> Exercise aim
Retype the material in full, keeping every word the same.

Items from a data source:
------------------------------------------------

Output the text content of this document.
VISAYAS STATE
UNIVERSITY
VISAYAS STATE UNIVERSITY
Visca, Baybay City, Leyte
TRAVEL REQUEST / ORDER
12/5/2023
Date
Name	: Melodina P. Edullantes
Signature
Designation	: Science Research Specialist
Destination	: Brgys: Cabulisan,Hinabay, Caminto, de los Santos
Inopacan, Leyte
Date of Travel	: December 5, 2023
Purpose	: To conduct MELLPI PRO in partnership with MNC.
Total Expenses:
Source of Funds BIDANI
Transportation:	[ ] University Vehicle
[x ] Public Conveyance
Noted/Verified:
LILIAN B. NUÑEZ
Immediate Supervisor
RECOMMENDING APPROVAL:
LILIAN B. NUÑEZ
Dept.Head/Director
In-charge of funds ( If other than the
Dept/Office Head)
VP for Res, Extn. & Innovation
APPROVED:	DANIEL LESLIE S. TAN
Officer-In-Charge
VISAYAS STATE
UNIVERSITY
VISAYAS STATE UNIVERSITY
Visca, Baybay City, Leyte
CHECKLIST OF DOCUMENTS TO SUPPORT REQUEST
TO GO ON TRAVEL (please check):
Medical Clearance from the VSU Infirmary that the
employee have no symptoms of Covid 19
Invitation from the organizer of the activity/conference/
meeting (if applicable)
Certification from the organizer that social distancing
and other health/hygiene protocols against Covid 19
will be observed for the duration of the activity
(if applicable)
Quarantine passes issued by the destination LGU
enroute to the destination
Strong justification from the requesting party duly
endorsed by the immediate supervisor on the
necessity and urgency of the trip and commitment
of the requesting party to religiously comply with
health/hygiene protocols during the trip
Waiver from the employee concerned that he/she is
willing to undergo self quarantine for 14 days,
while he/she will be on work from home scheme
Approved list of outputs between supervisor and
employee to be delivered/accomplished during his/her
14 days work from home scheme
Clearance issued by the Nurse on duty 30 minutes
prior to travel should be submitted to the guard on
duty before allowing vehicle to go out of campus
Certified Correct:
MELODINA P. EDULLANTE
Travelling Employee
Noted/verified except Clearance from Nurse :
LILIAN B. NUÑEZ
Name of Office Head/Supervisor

------------------------------------------------

> Full solution
Output the text content of this document.
VISAYAS STATE
UNIVERSITY
VISAYAS STATE UNIVERSITY
Visca, Baybay City, Leyte
TRAVEL REQUEST / ORDER
12/5/2023
Date
Name	: Melodina P. Edullantes
Signature
Designation	: Science Research Specialist
Destination	: Brgys: Cabulisan,Hinabay, Caminto, de los Santos
Inopacan, Leyte
Date of Travel	: December 5, 2023
Purpose	: To conduct MELLPI PRO in partnership with MNC.
Total Expenses:
Source of Funds BIDANI
Transportation:	[ ] University Vehicle
[x ] Public Conveyance
Noted/Verified:
LILIAN B. NUÑEZ
Immediate Supervisor
RECOMMENDING APPROVAL:
LILIAN B. NUÑEZ
Dept.Head/Director
In-charge of funds ( If other than the
Dept/Office Head)
VP for Res, Extn. & Innovation
APPROVED:	DANIEL LESLIE S. TAN
Officer-In-Charge
VISAYAS STATE
UNIVERSITY
VISAYAS STATE UNIVERSITY
Visca, Baybay City, Leyte
CHECKLIST OF DOCUMENTS TO SUPPORT REQUEST
TO GO ON TRAVEL (please check):
Medical Clearance from the VSU Infirmary that the
employee have no symptoms of Covid 19
Invitation from the organizer of the activity/conference/
meeting (if applicable)
Certification from the organizer that social distancing
and other health/hygiene protocols against Covid 19
will be observed for the duration of the activity
(if applicable)
Quarantine passes issued by the destination LGU
enroute to the destination
Strong justification from the requesting party duly
endorsed by the immediate supervisor on the
necessity and urgency of the trip and commitment
of the requesting party to religiously comply with
health/hygiene protocols during the trip
Waiver from the employee concerned that he/she is
willing to undergo self quarantine for 14 days,
while he/she will be on work from home scheme
Approved list of outputs between supervisor and
employee to be delivered/accomplished during his/her
14 days work from home scheme
Clearance issued by the Nurse on duty 30 minutes
prior to travel should be submitted to the guard on
duty before allowing vehicle to go out of campus
Certified Correct:
MELODINA P. EDULLANTE
Travelling Employee
Noted/verified except Clearance from Nurse :
LILIAN B. NUÑEZ
Name of Office Head/Supervisor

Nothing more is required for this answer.